(Figure record listings)
=====

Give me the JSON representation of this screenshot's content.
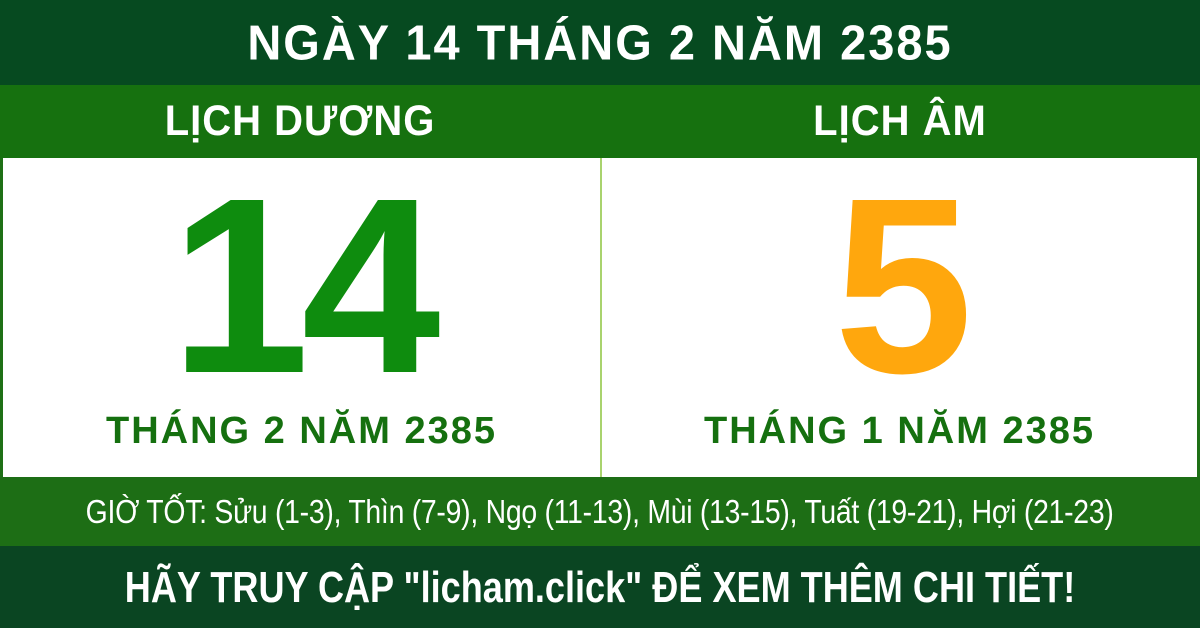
{
  "header": {
    "title": "NGÀY 14 THÁNG 2 NĂM 2385"
  },
  "calendar": {
    "solar": {
      "label": "LỊCH DƯƠNG",
      "day": "14",
      "month_year": "THÁNG 2 NĂM 2385"
    },
    "lunar": {
      "label": "LỊCH ÂM",
      "day": "5",
      "month_year": "THÁNG 1 NĂM 2385"
    }
  },
  "good_hours": {
    "label": "GIỜ TỐT:",
    "hours": "Sửu (1-3), Thìn (7-9), Ngọ (11-13), Mùi (13-15), Tuất (19-21), Hợi (21-23)"
  },
  "footer": {
    "text": "HÃY TRUY CẬP \"licham.click\" ĐỂ XEM THÊM CHI TIẾT!"
  },
  "colors": {
    "dark_green_header": "#064a20",
    "band_green": "#16710f",
    "good_hours_green": "#1d6e15",
    "footer_green": "#0a4522",
    "solar_day_green": "#0e8c0e",
    "lunar_day_orange": "#ffa70d",
    "month_text_green": "#15700f",
    "divider_light_green": "#a9d36e",
    "card_white": "#ffffff"
  }
}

=====

AIM OF THE EXERCISE => Transcribe every record above exactly, leaving out the pictures.

RESULT =>
Give me the JSON representation of this screenshot's content.
{
  "header": {
    "title": "NGÀY 14 THÁNG 2 NĂM 2385"
  },
  "calendar": {
    "solar": {
      "label": "LỊCH DƯƠNG",
      "day": "14",
      "month_year": "THÁNG 2 NĂM 2385"
    },
    "lunar": {
      "label": "LỊCH ÂM",
      "day": "5",
      "month_year": "THÁNG 1 NĂM 2385"
    }
  },
  "good_hours": {
    "label": "GIỜ TỐT:",
    "hours": "Sửu (1-3), Thìn (7-9), Ngọ (11-13), Mùi (13-15), Tuất (19-21), Hợi (21-23)"
  },
  "footer": {
    "text": "HÃY TRUY CẬP \"licham.click\" ĐỂ XEM THÊM CHI TIẾT!"
  },
  "colors": {
    "dark_green_header": "#064a20",
    "band_green": "#16710f",
    "good_hours_green": "#1d6e15",
    "footer_green": "#0a4522",
    "solar_day_green": "#0e8c0e",
    "lunar_day_orange": "#ffa70d",
    "month_text_green": "#15700f",
    "divider_light_green": "#a9d36e",
    "card_white": "#ffffff"
  }
}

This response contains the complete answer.